- TASK
Pull out each line of the records below that contains the string "category".

-- Start ROWS --

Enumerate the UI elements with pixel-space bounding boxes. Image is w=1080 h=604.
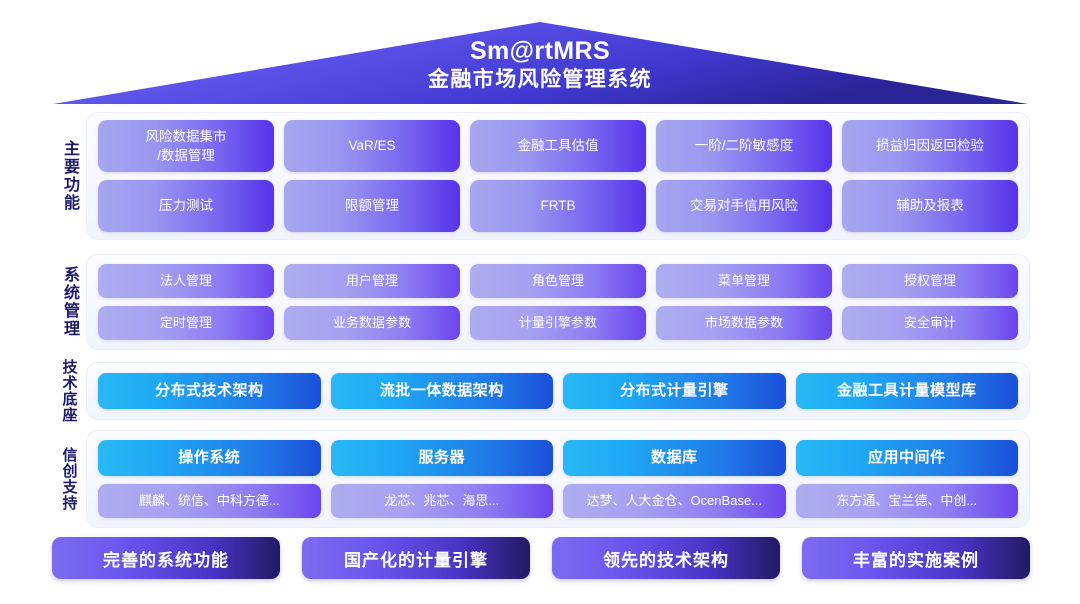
xinchuang-vendor-card[interactable]: 东方通、宝兰德、中创... xyxy=(796,484,1019,518)
xinchuang-category-card[interactable]: 应用中间件 xyxy=(796,440,1019,476)
system-card[interactable]: 授权管理 xyxy=(842,264,1018,298)
band-tech-foundation: 技术底座 分布式技术架构 流批一体数据架构 分布式计量引擎 金融工具计量模型库 xyxy=(52,362,1030,420)
feature-card[interactable]: FRTB xyxy=(470,180,646,232)
band-label-tech-foundation: 技术底座 xyxy=(52,362,86,420)
xinchuang-category-card[interactable]: 数据库 xyxy=(563,440,786,476)
band-label-system-management: 系统管理 xyxy=(52,254,86,350)
xinchuang-vendor-card[interactable]: 麒麟、统信、中科方德... xyxy=(98,484,321,518)
roof-triangle-icon xyxy=(0,0,1080,110)
system-card[interactable]: 菜单管理 xyxy=(656,264,832,298)
system-card[interactable]: 定时管理 xyxy=(98,306,274,340)
xinchuang-category-card[interactable]: 操作系统 xyxy=(98,440,321,476)
system-card[interactable]: 用户管理 xyxy=(284,264,460,298)
architecture-diagram: Sm@rtMRS 金融市场风险管理系统 主要功能 风险数据集市 /数据管理 Va… xyxy=(0,0,1080,604)
band-row-tech-foundation-1: 分布式技术架构 流批一体数据架构 分布式计量引擎 金融工具计量模型库 xyxy=(98,373,1018,409)
tech-card[interactable]: 金融工具计量模型库 xyxy=(796,373,1019,409)
feature-card[interactable]: 损益归因返回检验 xyxy=(842,120,1018,172)
feature-card[interactable]: 风险数据集市 /数据管理 xyxy=(98,120,274,172)
band-panel-main-functions: 风险数据集市 /数据管理 VaR/ES 金融工具估值 一阶/二阶敏感度 损益归因… xyxy=(86,112,1030,240)
band-row-xinchuang-support-2: 麒麟、统信、中科方德... 龙芯、兆芯、海思... 达梦、人大金仓、OcenBa… xyxy=(98,484,1018,518)
band-xinchuang-support: 信创支持 操作系统 服务器 数据库 应用中间件 麒麟、统信、中科方德... 龙芯… xyxy=(52,430,1030,528)
feature-card[interactable]: 限额管理 xyxy=(284,180,460,232)
band-panel-system-management: 法人管理 用户管理 角色管理 菜单管理 授权管理 定时管理 业务数据参数 计量引… xyxy=(86,254,1030,350)
band-label-main-functions: 主要功能 xyxy=(52,112,86,240)
tech-card[interactable]: 分布式计量引擎 xyxy=(563,373,786,409)
highlight-card[interactable]: 领先的技术架构 xyxy=(552,537,780,579)
feature-card[interactable]: 一阶/二阶敏感度 xyxy=(656,120,832,172)
system-card[interactable]: 角色管理 xyxy=(470,264,646,298)
feature-card[interactable]: 交易对手信用风险 xyxy=(656,180,832,232)
roof-banner: Sm@rtMRS 金融市场风险管理系统 xyxy=(0,0,1080,110)
band-panel-xinchuang-support: 操作系统 服务器 数据库 应用中间件 麒麟、统信、中科方德... 龙芯、兆芯、海… xyxy=(86,430,1030,528)
highlight-card[interactable]: 丰富的实施案例 xyxy=(802,537,1030,579)
band-row-main-functions-1: 风险数据集市 /数据管理 VaR/ES 金融工具估值 一阶/二阶敏感度 损益归因… xyxy=(98,120,1018,172)
feature-card[interactable]: VaR/ES xyxy=(284,120,460,172)
tech-card[interactable]: 流批一体数据架构 xyxy=(331,373,554,409)
xinchuang-vendor-card[interactable]: 达梦、人大金仓、OcenBase... xyxy=(563,484,786,518)
system-card[interactable]: 计量引擎参数 xyxy=(470,306,646,340)
xinchuang-vendor-card[interactable]: 龙芯、兆芯、海思... xyxy=(331,484,554,518)
band-row-system-management-1: 法人管理 用户管理 角色管理 菜单管理 授权管理 xyxy=(98,264,1018,298)
band-row-system-management-2: 定时管理 业务数据参数 计量引擎参数 市场数据参数 安全审计 xyxy=(98,306,1018,340)
highlight-card[interactable]: 国产化的计量引擎 xyxy=(302,537,530,579)
band-main-functions: 主要功能 风险数据集市 /数据管理 VaR/ES 金融工具估值 一阶/二阶敏感度… xyxy=(52,112,1030,240)
highlight-card[interactable]: 完善的系统功能 xyxy=(52,537,280,579)
feature-card[interactable]: 辅助及报表 xyxy=(842,180,1018,232)
feature-card[interactable]: 金融工具估值 xyxy=(470,120,646,172)
band-system-management: 系统管理 法人管理 用户管理 角色管理 菜单管理 授权管理 定时管理 业务数据参… xyxy=(52,254,1030,350)
tech-card[interactable]: 分布式技术架构 xyxy=(98,373,321,409)
feature-card[interactable]: 压力测试 xyxy=(98,180,274,232)
band-label-xinchuang-support: 信创支持 xyxy=(52,430,86,528)
band-row-main-functions-2: 压力测试 限额管理 FRTB 交易对手信用风险 辅助及报表 xyxy=(98,180,1018,232)
xinchuang-category-card[interactable]: 服务器 xyxy=(331,440,554,476)
band-row-xinchuang-support-1: 操作系统 服务器 数据库 应用中间件 xyxy=(98,440,1018,476)
system-card[interactable]: 安全审计 xyxy=(842,306,1018,340)
band-panel-tech-foundation: 分布式技术架构 流批一体数据架构 分布式计量引擎 金融工具计量模型库 xyxy=(86,362,1030,420)
system-card[interactable]: 市场数据参数 xyxy=(656,306,832,340)
system-card[interactable]: 法人管理 xyxy=(98,264,274,298)
system-card[interactable]: 业务数据参数 xyxy=(284,306,460,340)
footer-highlights: 完善的系统功能 国产化的计量引擎 领先的技术架构 丰富的实施案例 xyxy=(52,537,1030,579)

-- End ROWS --

- THE ANSWER
xinchuang-category-card[interactable]: 应用中间件 xyxy=(796,440,1019,476)
xinchuang-category-card[interactable]: 数据库 xyxy=(563,440,786,476)
xinchuang-category-card[interactable]: 操作系统 xyxy=(98,440,321,476)
xinchuang-category-card[interactable]: 服务器 xyxy=(331,440,554,476)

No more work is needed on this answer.